• **Your objective**
Copy the rows from the line with "bar-base-2030 bbox=[471, 379, 500, 658]" up to and including the line with "chart-subtitle: in de", reproducing each one unchanged.
+++
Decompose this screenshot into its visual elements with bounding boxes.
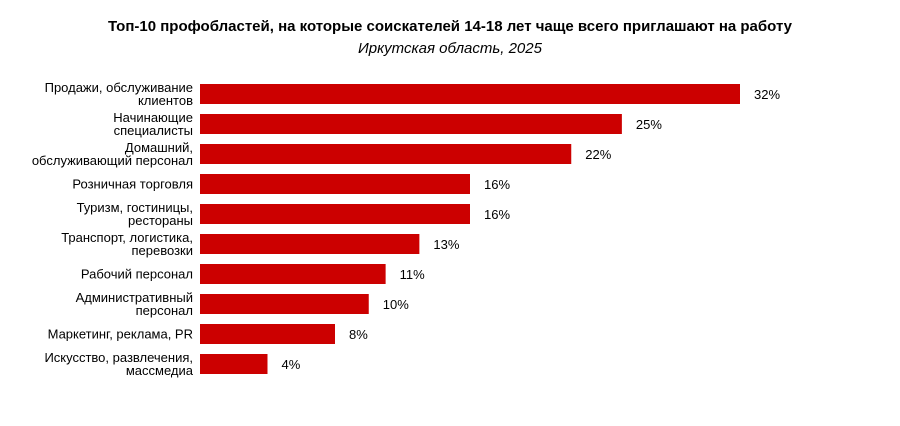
category-label-2: Начинающие специалисты <box>113 110 193 138</box>
category-label-8: Административный персонал <box>76 290 193 318</box>
value-label-2: 25% <box>636 117 662 132</box>
chart-subtitle: Иркутская область, 2025 <box>358 40 542 57</box>
category-label-7: Рабочий персонал <box>81 267 193 282</box>
category-label-9: Маркетинг, реклама, PR <box>48 327 193 342</box>
category-label-5: Туризм, гостиницы, рестораны <box>77 200 193 228</box>
value-label-8: 10% <box>383 297 409 312</box>
bar-8 <box>200 294 369 314</box>
bar-6 <box>200 234 420 254</box>
category-label-4: Розничная торговля <box>72 177 193 192</box>
chart-title: Топ-10 профобластей, на которые соискате… <box>107 18 793 35</box>
bar-4 <box>200 174 470 194</box>
value-label-10: 4% <box>282 357 301 372</box>
bar-2 <box>200 114 622 134</box>
value-label-3: 22% <box>585 147 611 162</box>
category-label-3: Домашний, обслуживающий персонал <box>32 140 193 168</box>
category-label-10: Искусство, развлечения, массмедиа <box>44 350 193 378</box>
bar-5 <box>200 204 470 224</box>
category-label-1: Продажи, обслуживание клиентов <box>45 80 193 108</box>
bar-10 <box>200 354 268 374</box>
bar-9 <box>200 324 335 344</box>
bar-3 <box>200 144 572 164</box>
bar-1 <box>200 84 740 104</box>
bar-7 <box>200 264 386 284</box>
value-label-6: 13% <box>433 237 459 252</box>
value-label-1: 32% <box>754 87 780 102</box>
category-label-6: Транспорт, логистика, перевозки <box>61 230 193 258</box>
value-label-7: 11% <box>400 267 425 282</box>
value-label-4: 16% <box>484 177 510 192</box>
value-label-9: 8% <box>349 327 368 342</box>
value-label-5: 16% <box>484 207 510 222</box>
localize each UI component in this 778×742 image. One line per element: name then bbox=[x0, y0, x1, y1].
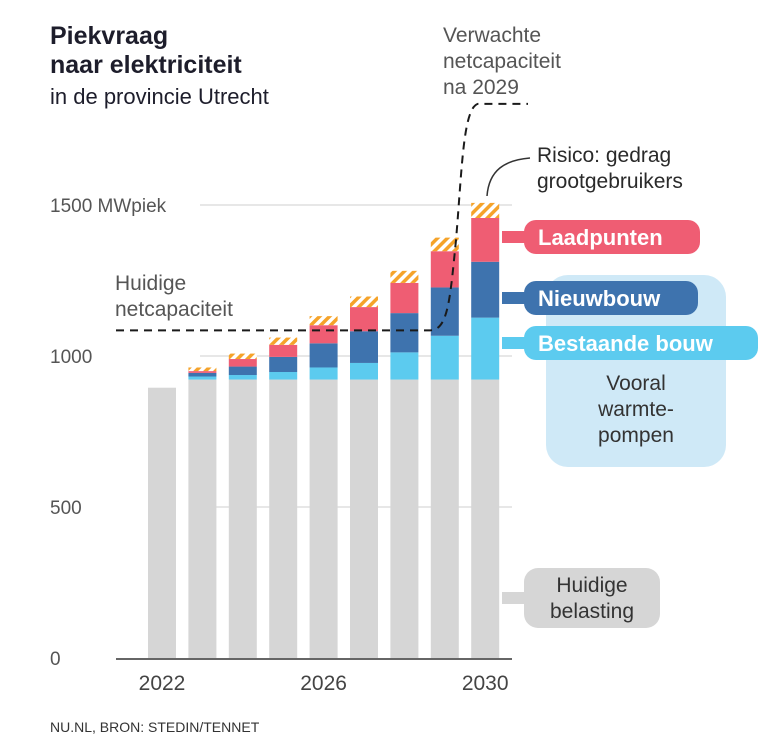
bar-base-2030 bbox=[471, 379, 500, 658]
y-tick-label-1500: 1500 MWpiek bbox=[50, 196, 167, 217]
bar-stack-2029 bbox=[430, 237, 459, 658]
bar-risk-2028 bbox=[390, 270, 419, 283]
bar-risk-2024 bbox=[228, 353, 257, 360]
legend-existing-pill bbox=[524, 326, 758, 360]
legend-base-pill bbox=[524, 568, 660, 628]
heat-pump-note-box bbox=[546, 275, 726, 467]
chart-subtitle: in de provincie Utrecht bbox=[50, 84, 269, 109]
bar-base-2026 bbox=[309, 379, 338, 658]
bar-existing-2027 bbox=[350, 362, 378, 380]
bar-new-2026 bbox=[309, 343, 338, 368]
bar-base-2028 bbox=[390, 379, 419, 658]
bar-new-2029 bbox=[430, 287, 459, 336]
bar-stack-2023 bbox=[188, 367, 217, 658]
bar-new-2025 bbox=[269, 356, 298, 373]
expected-capacity-label-line1: Verwachte bbox=[443, 24, 541, 47]
bar-new-2023 bbox=[188, 372, 217, 377]
risk-leader-line bbox=[486, 157, 531, 197]
risk-label-line1: Risico: gedrag bbox=[537, 144, 671, 167]
heat-pump-note-line2: warmte- bbox=[597, 398, 674, 421]
bar-risk-2027 bbox=[350, 296, 378, 308]
bar-charging-2026 bbox=[309, 325, 338, 344]
bar-existing-2029 bbox=[430, 335, 459, 380]
bar-base-2024 bbox=[228, 379, 257, 658]
y-tick-label-1000: 1000 bbox=[50, 347, 92, 368]
bar-stacks bbox=[148, 202, 500, 658]
bar-charging-2030 bbox=[471, 217, 500, 262]
legend-charging-label: Laadpunten bbox=[538, 225, 663, 250]
legend-existing-label: Bestaande bouw bbox=[538, 331, 714, 356]
bar-stack-2022 bbox=[148, 387, 176, 658]
expected-capacity-label-line2: netcapaciteit bbox=[443, 50, 561, 73]
chart-title-line2: naar elektriciteit bbox=[50, 51, 242, 79]
bar-risk-2023 bbox=[188, 367, 217, 372]
bar-stack-2028 bbox=[390, 270, 419, 658]
bar-base-2022 bbox=[148, 387, 176, 658]
bar-charging-2025 bbox=[269, 344, 298, 357]
bar-new-2024 bbox=[228, 366, 257, 376]
bar-risk-2026 bbox=[309, 316, 338, 326]
bar-existing-2026 bbox=[309, 367, 338, 380]
heat-pump-note-line3: pompen bbox=[598, 424, 674, 447]
bar-charging-2023 bbox=[188, 371, 217, 373]
bar-new-2028 bbox=[390, 313, 419, 353]
bar-stack-2027 bbox=[350, 296, 378, 658]
legend-base-label-line1: Huidige bbox=[556, 574, 627, 597]
bar-existing-2028 bbox=[390, 352, 419, 380]
bar-existing-2025 bbox=[269, 372, 298, 380]
bar-charging-2024 bbox=[228, 359, 257, 367]
bar-existing-2023 bbox=[188, 376, 217, 380]
bar-new-2030 bbox=[471, 261, 500, 318]
legend-new-pill bbox=[524, 281, 698, 315]
source-note: NU.NL, BRON: STEDIN/TENNET bbox=[50, 719, 260, 735]
x-axis-ticks: 2022 2026 2030 bbox=[139, 672, 509, 695]
bar-base-2027 bbox=[350, 379, 378, 658]
bar-base-2025 bbox=[269, 379, 298, 658]
capacity-line bbox=[116, 102, 528, 332]
bar-base-2029 bbox=[430, 379, 459, 658]
y-tick-label-0: 0 bbox=[50, 649, 61, 670]
bar-stack-2025 bbox=[269, 337, 298, 658]
x-tick-label-2022: 2022 bbox=[139, 672, 186, 695]
bar-risk-2030 bbox=[471, 202, 500, 218]
bar-charging-2027 bbox=[350, 307, 378, 332]
bar-existing-2024 bbox=[228, 375, 257, 380]
y-axis-ticks: 0 500 1000 1500 MWpiek bbox=[50, 196, 167, 670]
legend-base-label-line2: belasting bbox=[550, 600, 634, 623]
y-tick-label-500: 500 bbox=[50, 498, 82, 519]
legend-charging-pill bbox=[524, 220, 700, 254]
bar-risk-2025 bbox=[269, 337, 298, 345]
current-capacity-label-line1: Huidige bbox=[115, 272, 186, 295]
x-tick-label-2026: 2026 bbox=[300, 672, 347, 695]
expected-capacity-label-line3: na 2029 bbox=[443, 76, 519, 99]
bar-existing-2030 bbox=[471, 317, 500, 380]
bar-stack-2030 bbox=[471, 202, 500, 658]
current-capacity-label-line2: netcapaciteit bbox=[115, 298, 233, 321]
risk-label-line2: grootgebruikers bbox=[537, 170, 683, 193]
bar-stack-2026 bbox=[309, 316, 338, 658]
bar-base-2023 bbox=[188, 379, 217, 658]
legend-new-label: Nieuwbouw bbox=[538, 286, 661, 311]
bar-stack-2024 bbox=[228, 353, 257, 658]
bar-new-2027 bbox=[350, 331, 378, 363]
x-tick-label-2030: 2030 bbox=[462, 672, 509, 695]
bar-charging-2028 bbox=[390, 282, 419, 314]
bar-risk-2029 bbox=[430, 237, 459, 252]
heat-pump-note-line1: Vooral bbox=[606, 372, 666, 395]
chart-title-line1: Piekvraag bbox=[50, 22, 168, 50]
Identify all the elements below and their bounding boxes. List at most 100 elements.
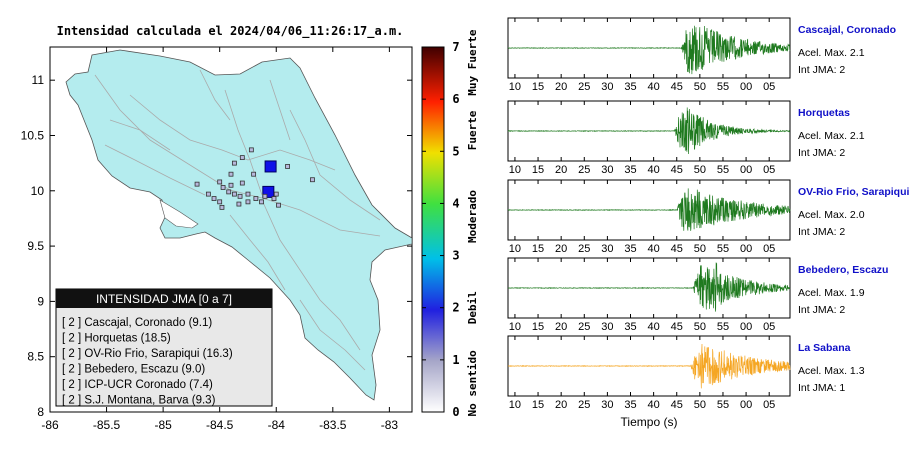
legend-item: [ 2 ] Bebedero, Escazu (9.0) xyxy=(62,364,205,376)
seismo-tick-label: 05 xyxy=(763,243,775,255)
seismo-tick-label: 10 xyxy=(509,321,521,333)
map-y-tick-label: 10.5 xyxy=(21,128,45,142)
seismo-tick-label: 50 xyxy=(694,81,706,93)
seismo-tick-label: 35 xyxy=(624,81,636,93)
seismo-tick-label: 20 xyxy=(555,81,567,93)
seismo-tick-label: 15 xyxy=(532,81,544,93)
seismo-tick-label: 55 xyxy=(717,81,729,93)
max-acceleration: Acel. Max. 2.1 xyxy=(798,47,865,59)
map-x-tick-label: -85 xyxy=(154,418,172,432)
seismo-tick-label: 30 xyxy=(601,81,613,93)
seismo-tick-label: 05 xyxy=(763,321,775,333)
colorbar-tick-label: 3 xyxy=(452,249,459,263)
seismo-tick-label: 50 xyxy=(694,164,706,176)
seismo-tick-label: 00 xyxy=(740,243,752,255)
seismogram-panel: 10 15 20 25 30 35 40 45 50 55 00 05 Cascajal, Corona… xyxy=(507,17,896,93)
seismo-tick-label: 10 xyxy=(509,81,521,93)
map-x-tick-label: -86 xyxy=(41,418,59,432)
map-x-tick-label: -85.5 xyxy=(93,418,121,432)
colorbar-tick-label: 5 xyxy=(452,144,459,158)
station-marker xyxy=(237,193,243,199)
seismogram-panel: 10 15 20 25 30 35 40 45 50 55 00 05 Bebedero, Escazu… xyxy=(507,257,888,333)
colorbar-tick-label: 0 xyxy=(452,405,459,419)
colorbar-tick-label: 4 xyxy=(452,196,459,210)
seismo-tick-label: 10 xyxy=(509,164,521,176)
seismo-tick-label: 30 xyxy=(601,399,613,411)
map-y-tick-label: 11 xyxy=(32,73,45,87)
seismo-tick-label: 20 xyxy=(555,321,567,333)
station-marker xyxy=(285,164,290,169)
legend-item: [ 2 ] Cascajal, Coronado (9.1) xyxy=(62,317,212,329)
seismo-tick-label: 35 xyxy=(624,399,636,411)
road-network xyxy=(94,69,381,371)
costa-rica-land xyxy=(65,49,412,401)
station-marker xyxy=(194,181,200,187)
station-marker xyxy=(220,185,226,190)
station-marker xyxy=(228,171,234,177)
station-marker xyxy=(245,191,251,197)
seismo-tick-label: 20 xyxy=(555,164,567,176)
seismo-tick-label: 40 xyxy=(647,81,659,93)
colorbar-tick-label: 1 xyxy=(452,353,459,367)
seismo-tick-label: 25 xyxy=(578,399,590,411)
seismo-tick-label: 50 xyxy=(694,321,706,333)
seismo-tick-label: 55 xyxy=(717,399,729,411)
station-marker xyxy=(259,199,264,205)
seismo-tick-label: 10 xyxy=(509,399,521,411)
max-acceleration: Acel. Max. 1.3 xyxy=(798,365,865,377)
seismo-tick-label: 30 xyxy=(601,164,613,176)
legend-title: INTENSIDAD JMA [0 a 7] xyxy=(96,292,232,306)
station-marker xyxy=(239,155,245,161)
colorbar-class-label: Debil xyxy=(466,291,479,324)
map-x-axis: -86 -85.5 -85 -84.5 -84 -83.5 -83 xyxy=(41,47,398,432)
station-marker xyxy=(271,196,277,201)
seismogram-panels: 10 15 20 25 30 35 40 45 50 55 00 05 Cascajal, Corona… xyxy=(507,17,910,429)
seismo-tick-label: 55 xyxy=(717,321,729,333)
legend-item: [ 2 ] Horquetas (18.5) xyxy=(62,333,171,345)
seismo-tick-label: 45 xyxy=(671,164,683,176)
map-y-tick-label: 8.5 xyxy=(27,350,44,364)
map-x-tick-label: -83.5 xyxy=(319,418,347,432)
seismo-tick-label: 15 xyxy=(532,399,544,411)
seismogram-panel: 10 15 20 25 30 35 40 45 50 55 00 05 Horquetas Acel. M… xyxy=(507,100,865,176)
seismo-tick-label: 40 xyxy=(647,399,659,411)
seismo-tick-label: 40 xyxy=(647,164,659,176)
max-acceleration: Acel. Max. 2.1 xyxy=(798,130,865,142)
legend-item: [ 2 ] OV-Rio Frio, Sarapiqui (16.3) xyxy=(62,348,233,360)
station-marker xyxy=(248,147,254,153)
seismo-tick-label: 30 xyxy=(601,243,613,255)
station-marker xyxy=(245,199,251,205)
station-marker xyxy=(262,193,268,199)
seismogram-trace xyxy=(507,262,791,312)
station-marker xyxy=(276,202,281,208)
seismo-x-label: Tiempo (s) xyxy=(621,415,678,429)
station-name: La Sabana xyxy=(798,342,851,354)
colorbar-class-label: Moderado xyxy=(466,190,479,243)
colorbar-tick-label: 6 xyxy=(452,92,459,106)
seismo-tick-label: 00 xyxy=(740,399,752,411)
station-marker xyxy=(226,189,232,195)
jma-intensity: Int JMA: 2 xyxy=(798,226,845,238)
seismo-tick-label: 35 xyxy=(624,164,636,176)
max-acceleration: Acel. Max. 1.9 xyxy=(798,287,865,299)
colorbar-class-label: No sentido xyxy=(466,350,479,417)
jma-intensity: Int JMA: 2 xyxy=(798,64,845,76)
seismo-tick-label: 55 xyxy=(717,243,729,255)
seismo-tick-label: 25 xyxy=(578,321,590,333)
seismo-tick-label: 45 xyxy=(671,81,683,93)
station-marker xyxy=(231,191,237,197)
map-y-tick-label: 9.5 xyxy=(27,239,44,253)
seismogram-trace xyxy=(507,25,791,75)
station-marker xyxy=(251,171,257,177)
seismo-tick-label: 05 xyxy=(763,164,775,176)
seismo-tick-label: 10 xyxy=(509,243,521,255)
map-y-tick-label: 8 xyxy=(37,405,44,419)
seismo-tick-label: 45 xyxy=(671,243,683,255)
seismo-tick-label: 15 xyxy=(532,164,544,176)
map-title: Intensidad calculada el 2024/04/06_11:26… xyxy=(57,24,404,39)
legend-item: [ 2 ] S.J. Montana, Barva (9.3) xyxy=(62,395,216,407)
map-x-tick-label: -84 xyxy=(268,418,286,432)
jma-intensity: Int JMA: 1 xyxy=(798,382,845,394)
seismo-tick-label: 00 xyxy=(740,164,752,176)
seismogram-panel: 10 15 20 25 30 35 40 45 50 55 00 05 La Sabana Acel. M… xyxy=(507,335,865,411)
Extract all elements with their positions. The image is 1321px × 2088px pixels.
+++
• **Answer to the task**
bar-base-2030 bbox=[471, 379, 500, 658]
y-tick-label-1500: 1500 MWpiek bbox=[50, 196, 167, 217]
bar-stack-2029 bbox=[430, 237, 459, 658]
bar-risk-2028 bbox=[390, 270, 419, 283]
bar-risk-2024 bbox=[228, 353, 257, 360]
legend-existing-pill bbox=[524, 326, 758, 360]
legend-base-pill bbox=[524, 568, 660, 628]
heat-pump-note-box bbox=[546, 275, 726, 467]
chart-subtitle: in de provincie Utrecht bbox=[50, 84, 269, 109]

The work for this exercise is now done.